▸ Requirement
Provide only the number of lines in the data below that contain the word "with".

▸ Data
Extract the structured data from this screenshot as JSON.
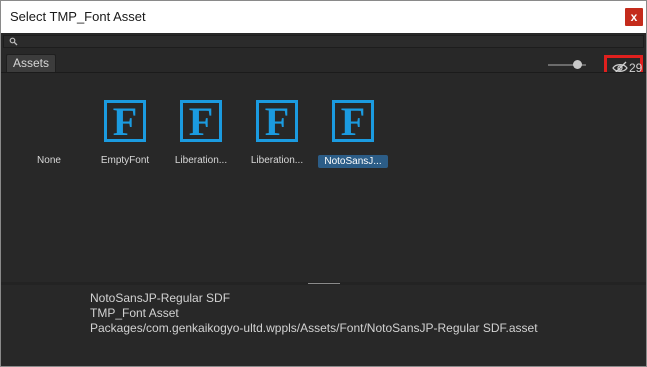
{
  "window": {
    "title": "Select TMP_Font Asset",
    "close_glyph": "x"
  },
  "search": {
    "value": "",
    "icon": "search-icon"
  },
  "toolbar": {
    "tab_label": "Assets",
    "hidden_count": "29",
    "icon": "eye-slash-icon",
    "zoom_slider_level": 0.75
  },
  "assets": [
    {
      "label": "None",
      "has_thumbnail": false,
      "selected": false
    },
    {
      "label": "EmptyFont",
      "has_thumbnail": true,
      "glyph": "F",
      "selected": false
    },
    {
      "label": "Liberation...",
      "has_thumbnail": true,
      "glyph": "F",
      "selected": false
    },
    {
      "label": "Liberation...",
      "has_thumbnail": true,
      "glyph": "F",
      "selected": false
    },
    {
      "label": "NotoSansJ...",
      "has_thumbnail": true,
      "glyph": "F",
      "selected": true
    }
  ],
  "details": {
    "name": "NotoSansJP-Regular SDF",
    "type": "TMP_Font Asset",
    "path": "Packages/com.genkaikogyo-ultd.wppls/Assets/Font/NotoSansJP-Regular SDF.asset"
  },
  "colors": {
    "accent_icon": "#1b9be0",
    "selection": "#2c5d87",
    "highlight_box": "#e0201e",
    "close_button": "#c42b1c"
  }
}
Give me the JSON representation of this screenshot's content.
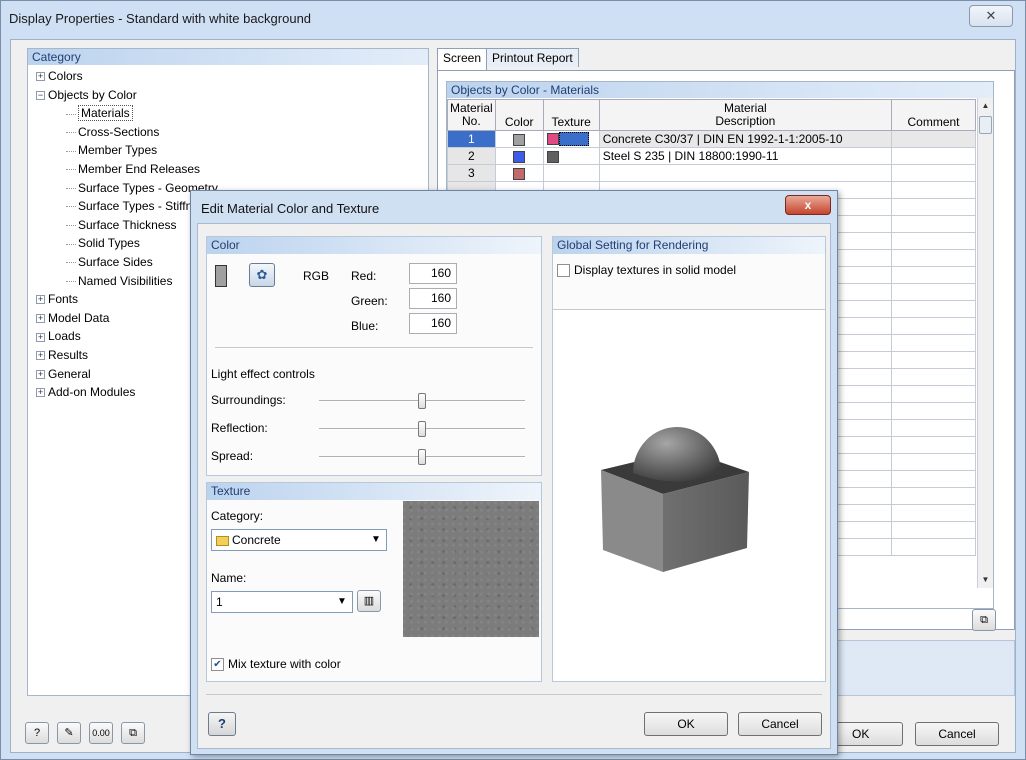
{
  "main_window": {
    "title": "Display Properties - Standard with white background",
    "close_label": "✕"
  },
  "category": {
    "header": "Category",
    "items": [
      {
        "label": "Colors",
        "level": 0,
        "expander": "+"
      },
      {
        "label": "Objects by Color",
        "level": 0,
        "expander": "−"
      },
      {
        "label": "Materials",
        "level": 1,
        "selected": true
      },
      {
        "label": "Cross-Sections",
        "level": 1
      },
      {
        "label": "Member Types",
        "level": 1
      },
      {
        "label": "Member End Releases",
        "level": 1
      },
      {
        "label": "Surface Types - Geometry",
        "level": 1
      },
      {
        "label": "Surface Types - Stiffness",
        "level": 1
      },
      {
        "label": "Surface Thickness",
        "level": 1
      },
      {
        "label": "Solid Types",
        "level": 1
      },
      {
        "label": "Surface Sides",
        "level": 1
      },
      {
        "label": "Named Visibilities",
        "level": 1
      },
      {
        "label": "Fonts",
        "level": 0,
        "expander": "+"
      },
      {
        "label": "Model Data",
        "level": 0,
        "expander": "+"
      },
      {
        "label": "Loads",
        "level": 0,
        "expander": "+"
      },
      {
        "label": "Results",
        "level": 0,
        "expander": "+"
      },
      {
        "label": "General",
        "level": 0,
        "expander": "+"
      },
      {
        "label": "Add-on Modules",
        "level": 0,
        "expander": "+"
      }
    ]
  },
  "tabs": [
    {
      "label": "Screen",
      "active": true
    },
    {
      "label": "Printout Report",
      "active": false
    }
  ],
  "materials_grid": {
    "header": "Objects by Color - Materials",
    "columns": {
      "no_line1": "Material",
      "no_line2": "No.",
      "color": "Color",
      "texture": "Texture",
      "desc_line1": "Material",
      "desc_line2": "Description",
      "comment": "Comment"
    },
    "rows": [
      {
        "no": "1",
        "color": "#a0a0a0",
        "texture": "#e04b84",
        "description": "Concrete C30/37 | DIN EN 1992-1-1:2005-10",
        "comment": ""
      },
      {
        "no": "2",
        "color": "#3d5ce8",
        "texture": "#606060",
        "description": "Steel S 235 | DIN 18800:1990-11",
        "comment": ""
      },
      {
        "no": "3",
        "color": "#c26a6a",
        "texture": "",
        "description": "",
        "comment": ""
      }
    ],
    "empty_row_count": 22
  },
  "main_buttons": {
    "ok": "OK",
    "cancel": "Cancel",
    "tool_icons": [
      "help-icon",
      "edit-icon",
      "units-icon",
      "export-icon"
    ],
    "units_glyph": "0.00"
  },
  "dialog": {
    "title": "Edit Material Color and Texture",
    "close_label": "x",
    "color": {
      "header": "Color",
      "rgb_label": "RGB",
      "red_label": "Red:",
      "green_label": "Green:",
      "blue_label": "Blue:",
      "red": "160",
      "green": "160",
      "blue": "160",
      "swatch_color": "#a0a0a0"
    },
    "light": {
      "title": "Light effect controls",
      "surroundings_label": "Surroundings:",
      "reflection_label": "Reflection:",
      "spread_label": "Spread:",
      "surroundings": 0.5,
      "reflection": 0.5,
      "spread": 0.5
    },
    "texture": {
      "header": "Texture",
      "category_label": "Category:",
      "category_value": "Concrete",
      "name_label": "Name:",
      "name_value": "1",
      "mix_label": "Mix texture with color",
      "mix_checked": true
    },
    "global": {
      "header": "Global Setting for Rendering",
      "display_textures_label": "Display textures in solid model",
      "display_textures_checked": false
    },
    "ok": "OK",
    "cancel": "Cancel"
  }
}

* * *

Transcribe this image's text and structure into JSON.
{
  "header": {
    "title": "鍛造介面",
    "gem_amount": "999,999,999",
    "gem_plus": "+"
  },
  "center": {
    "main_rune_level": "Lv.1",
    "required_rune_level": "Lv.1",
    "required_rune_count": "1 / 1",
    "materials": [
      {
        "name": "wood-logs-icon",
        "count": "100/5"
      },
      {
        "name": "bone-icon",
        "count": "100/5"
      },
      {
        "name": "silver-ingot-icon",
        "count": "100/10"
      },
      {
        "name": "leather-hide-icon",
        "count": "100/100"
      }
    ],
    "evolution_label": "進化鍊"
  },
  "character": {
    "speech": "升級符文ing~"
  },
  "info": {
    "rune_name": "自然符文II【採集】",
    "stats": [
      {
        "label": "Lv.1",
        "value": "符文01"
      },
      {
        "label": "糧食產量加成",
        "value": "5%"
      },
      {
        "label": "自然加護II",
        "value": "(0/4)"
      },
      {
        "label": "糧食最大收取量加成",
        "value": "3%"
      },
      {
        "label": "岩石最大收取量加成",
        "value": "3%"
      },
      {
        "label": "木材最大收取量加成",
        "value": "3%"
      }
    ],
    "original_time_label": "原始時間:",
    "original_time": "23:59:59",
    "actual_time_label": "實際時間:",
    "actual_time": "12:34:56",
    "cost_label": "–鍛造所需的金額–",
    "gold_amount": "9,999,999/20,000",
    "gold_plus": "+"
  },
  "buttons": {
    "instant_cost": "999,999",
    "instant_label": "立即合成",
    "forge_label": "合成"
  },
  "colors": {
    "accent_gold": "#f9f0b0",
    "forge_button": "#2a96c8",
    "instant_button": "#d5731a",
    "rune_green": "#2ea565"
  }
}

...

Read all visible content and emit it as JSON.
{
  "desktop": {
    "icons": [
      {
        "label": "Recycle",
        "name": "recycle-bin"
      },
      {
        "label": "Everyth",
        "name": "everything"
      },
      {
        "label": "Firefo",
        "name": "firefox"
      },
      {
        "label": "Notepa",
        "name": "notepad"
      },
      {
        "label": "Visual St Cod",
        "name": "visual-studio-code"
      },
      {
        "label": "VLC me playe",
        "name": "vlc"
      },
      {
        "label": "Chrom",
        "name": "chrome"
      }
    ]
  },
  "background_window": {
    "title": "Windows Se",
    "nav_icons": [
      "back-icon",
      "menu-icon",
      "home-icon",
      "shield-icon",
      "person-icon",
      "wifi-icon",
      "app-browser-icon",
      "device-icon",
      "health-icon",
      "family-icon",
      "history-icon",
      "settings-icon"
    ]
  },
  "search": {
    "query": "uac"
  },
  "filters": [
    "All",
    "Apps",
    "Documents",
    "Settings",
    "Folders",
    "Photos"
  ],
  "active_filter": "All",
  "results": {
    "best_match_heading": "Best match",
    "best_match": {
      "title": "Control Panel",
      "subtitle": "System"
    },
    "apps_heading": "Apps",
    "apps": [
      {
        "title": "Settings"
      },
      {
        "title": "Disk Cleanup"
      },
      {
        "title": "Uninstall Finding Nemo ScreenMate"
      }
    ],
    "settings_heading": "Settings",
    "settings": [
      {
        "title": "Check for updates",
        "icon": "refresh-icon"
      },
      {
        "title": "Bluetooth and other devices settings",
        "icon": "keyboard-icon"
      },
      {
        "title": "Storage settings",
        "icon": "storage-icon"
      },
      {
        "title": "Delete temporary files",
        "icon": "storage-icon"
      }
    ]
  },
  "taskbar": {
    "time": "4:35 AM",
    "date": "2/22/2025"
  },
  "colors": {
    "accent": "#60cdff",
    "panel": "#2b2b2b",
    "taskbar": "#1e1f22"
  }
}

▸ Output for this exercise
2